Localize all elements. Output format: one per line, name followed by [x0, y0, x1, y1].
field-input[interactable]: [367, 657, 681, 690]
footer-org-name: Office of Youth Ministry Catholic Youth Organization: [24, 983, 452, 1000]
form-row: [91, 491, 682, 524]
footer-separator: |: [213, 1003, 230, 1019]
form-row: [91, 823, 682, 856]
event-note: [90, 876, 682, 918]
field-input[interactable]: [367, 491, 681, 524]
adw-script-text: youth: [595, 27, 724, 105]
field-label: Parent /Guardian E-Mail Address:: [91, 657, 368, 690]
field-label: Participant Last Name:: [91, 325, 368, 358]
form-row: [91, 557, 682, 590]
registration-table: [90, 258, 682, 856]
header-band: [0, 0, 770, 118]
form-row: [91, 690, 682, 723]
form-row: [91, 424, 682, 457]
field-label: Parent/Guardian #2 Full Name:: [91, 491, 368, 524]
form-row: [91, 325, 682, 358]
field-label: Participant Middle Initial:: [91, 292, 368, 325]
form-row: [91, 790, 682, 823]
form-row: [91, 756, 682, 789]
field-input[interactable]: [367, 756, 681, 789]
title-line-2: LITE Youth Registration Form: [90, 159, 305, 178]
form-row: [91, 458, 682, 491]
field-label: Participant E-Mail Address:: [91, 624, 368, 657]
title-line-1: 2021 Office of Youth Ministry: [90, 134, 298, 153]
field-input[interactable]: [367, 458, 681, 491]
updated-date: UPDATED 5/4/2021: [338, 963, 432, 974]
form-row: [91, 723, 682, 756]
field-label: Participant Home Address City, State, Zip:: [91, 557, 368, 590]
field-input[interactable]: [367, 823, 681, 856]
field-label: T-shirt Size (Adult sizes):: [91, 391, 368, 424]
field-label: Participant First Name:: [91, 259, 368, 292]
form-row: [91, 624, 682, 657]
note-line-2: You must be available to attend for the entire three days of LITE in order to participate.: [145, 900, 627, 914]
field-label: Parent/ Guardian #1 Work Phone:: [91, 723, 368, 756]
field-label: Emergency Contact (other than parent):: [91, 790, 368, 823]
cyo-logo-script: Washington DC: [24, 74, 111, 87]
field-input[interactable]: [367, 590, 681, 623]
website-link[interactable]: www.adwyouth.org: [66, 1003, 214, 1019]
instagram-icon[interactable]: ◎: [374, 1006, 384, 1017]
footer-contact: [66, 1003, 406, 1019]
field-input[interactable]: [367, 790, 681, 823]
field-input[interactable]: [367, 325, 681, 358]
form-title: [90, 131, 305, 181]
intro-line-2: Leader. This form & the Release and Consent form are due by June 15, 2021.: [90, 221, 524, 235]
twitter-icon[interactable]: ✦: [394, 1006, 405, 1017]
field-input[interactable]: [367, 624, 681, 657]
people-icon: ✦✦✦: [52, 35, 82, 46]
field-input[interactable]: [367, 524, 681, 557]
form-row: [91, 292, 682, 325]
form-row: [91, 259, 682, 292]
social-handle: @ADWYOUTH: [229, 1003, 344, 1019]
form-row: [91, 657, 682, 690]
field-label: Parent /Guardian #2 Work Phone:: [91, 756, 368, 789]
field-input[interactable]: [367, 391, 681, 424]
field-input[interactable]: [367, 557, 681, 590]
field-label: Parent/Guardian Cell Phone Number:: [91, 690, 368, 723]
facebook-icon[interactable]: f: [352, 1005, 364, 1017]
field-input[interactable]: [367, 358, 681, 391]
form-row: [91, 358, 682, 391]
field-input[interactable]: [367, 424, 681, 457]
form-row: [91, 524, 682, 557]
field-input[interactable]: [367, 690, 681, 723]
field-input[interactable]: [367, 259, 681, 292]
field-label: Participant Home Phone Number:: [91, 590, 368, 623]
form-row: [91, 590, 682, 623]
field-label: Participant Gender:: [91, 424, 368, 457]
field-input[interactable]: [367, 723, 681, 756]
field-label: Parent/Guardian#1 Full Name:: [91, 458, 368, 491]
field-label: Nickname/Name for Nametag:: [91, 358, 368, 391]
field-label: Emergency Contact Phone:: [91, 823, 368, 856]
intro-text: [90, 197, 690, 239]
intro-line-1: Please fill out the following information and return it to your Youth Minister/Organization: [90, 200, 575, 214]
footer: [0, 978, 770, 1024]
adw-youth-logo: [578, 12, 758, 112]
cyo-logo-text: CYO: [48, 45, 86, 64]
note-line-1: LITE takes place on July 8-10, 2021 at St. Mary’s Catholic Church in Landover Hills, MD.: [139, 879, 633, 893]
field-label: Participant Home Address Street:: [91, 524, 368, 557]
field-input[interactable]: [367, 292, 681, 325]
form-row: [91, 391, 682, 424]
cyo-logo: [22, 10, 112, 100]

^^^^^^^^

Rewrite every line of the records above, putting "table-row" wherever "form-row" occurs and changing nothing else.

• **IN RESPONSE**
Localize all elements. Output format: one per line, name followed by [x0, y0, x1, y1].
field-input[interactable]: [367, 657, 681, 690]
footer-org-name: Office of Youth Ministry Catholic Youth Organization: [24, 983, 452, 1000]
table-row: [91, 491, 682, 524]
footer-separator: |: [213, 1003, 230, 1019]
table-row: [91, 823, 682, 856]
event-note: [90, 876, 682, 918]
field-input[interactable]: [367, 491, 681, 524]
adw-script-text: youth: [595, 27, 724, 105]
field-label: Parent /Guardian E-Mail Address:: [91, 657, 368, 690]
field-label: Participant Last Name:: [91, 325, 368, 358]
table-row: [91, 557, 682, 590]
registration-table: [90, 258, 682, 856]
header-band: [0, 0, 770, 118]
table-row: [91, 690, 682, 723]
table-row: [91, 424, 682, 457]
field-label: Parent/Guardian #2 Full Name:: [91, 491, 368, 524]
table-row: [91, 325, 682, 358]
field-label: Participant Middle Initial:: [91, 292, 368, 325]
table-row: [91, 790, 682, 823]
table-row: [91, 756, 682, 789]
field-input[interactable]: [367, 756, 681, 789]
title-line-2: LITE Youth Registration Form: [90, 159, 305, 178]
table-row: [91, 458, 682, 491]
field-label: Participant E-Mail Address:: [91, 624, 368, 657]
title-line-1: 2021 Office of Youth Ministry: [90, 134, 298, 153]
field-input[interactable]: [367, 458, 681, 491]
updated-date: UPDATED 5/4/2021: [338, 963, 432, 974]
table-row: [91, 723, 682, 756]
field-label: Participant Home Address City, State, Zip:: [91, 557, 368, 590]
field-input[interactable]: [367, 823, 681, 856]
field-label: T-shirt Size (Adult sizes):: [91, 391, 368, 424]
field-label: Participant First Name:: [91, 259, 368, 292]
table-row: [91, 624, 682, 657]
note-line-2: You must be available to attend for the entire three days of LITE in order to participate.: [145, 900, 627, 914]
field-label: Parent/ Guardian #1 Work Phone:: [91, 723, 368, 756]
field-label: Emergency Contact (other than parent):: [91, 790, 368, 823]
cyo-logo-script: Washington DC: [24, 74, 111, 87]
field-input[interactable]: [367, 590, 681, 623]
website-link[interactable]: www.adwyouth.org: [66, 1003, 214, 1019]
instagram-icon[interactable]: ◎: [374, 1006, 384, 1017]
footer-contact: [66, 1003, 406, 1019]
field-input[interactable]: [367, 790, 681, 823]
field-input[interactable]: [367, 325, 681, 358]
form-title: [90, 131, 305, 181]
intro-line-2: Leader. This form & the Release and Consent form are due by June 15, 2021.: [90, 221, 524, 235]
twitter-icon[interactable]: ✦: [394, 1006, 405, 1017]
field-input[interactable]: [367, 624, 681, 657]
people-icon: ✦✦✦: [52, 35, 82, 46]
field-input[interactable]: [367, 524, 681, 557]
table-row: [91, 292, 682, 325]
table-row: [91, 259, 682, 292]
social-handle: @ADWYOUTH: [229, 1003, 344, 1019]
table-row: [91, 657, 682, 690]
field-label: Parent /Guardian #2 Work Phone:: [91, 756, 368, 789]
field-input[interactable]: [367, 391, 681, 424]
field-input[interactable]: [367, 557, 681, 590]
field-label: Parent/Guardian Cell Phone Number:: [91, 690, 368, 723]
facebook-icon[interactable]: f: [352, 1005, 364, 1017]
field-input[interactable]: [367, 358, 681, 391]
table-row: [91, 358, 682, 391]
field-input[interactable]: [367, 424, 681, 457]
table-row: [91, 524, 682, 557]
field-input[interactable]: [367, 690, 681, 723]
field-input[interactable]: [367, 259, 681, 292]
field-label: Participant Home Phone Number:: [91, 590, 368, 623]
table-row: [91, 590, 682, 623]
field-label: Participant Gender:: [91, 424, 368, 457]
field-input[interactable]: [367, 723, 681, 756]
field-label: Parent/Guardian#1 Full Name:: [91, 458, 368, 491]
field-label: Nickname/Name for Nametag:: [91, 358, 368, 391]
field-label: Emergency Contact Phone:: [91, 823, 368, 856]
intro-text: [90, 197, 690, 239]
intro-line-1: Please fill out the following information and return it to your Youth Minister/Organization: [90, 200, 575, 214]
footer: [0, 978, 770, 1024]
adw-youth-logo: [578, 12, 758, 112]
cyo-logo-text: CYO: [48, 45, 86, 64]
note-line-1: LITE takes place on July 8-10, 2021 at St. Mary’s Catholic Church in Landover Hills, MD.: [139, 879, 633, 893]
field-label: Participant Home Address Street:: [91, 524, 368, 557]
field-input[interactable]: [367, 292, 681, 325]
table-row: [91, 391, 682, 424]
cyo-logo: [22, 10, 112, 100]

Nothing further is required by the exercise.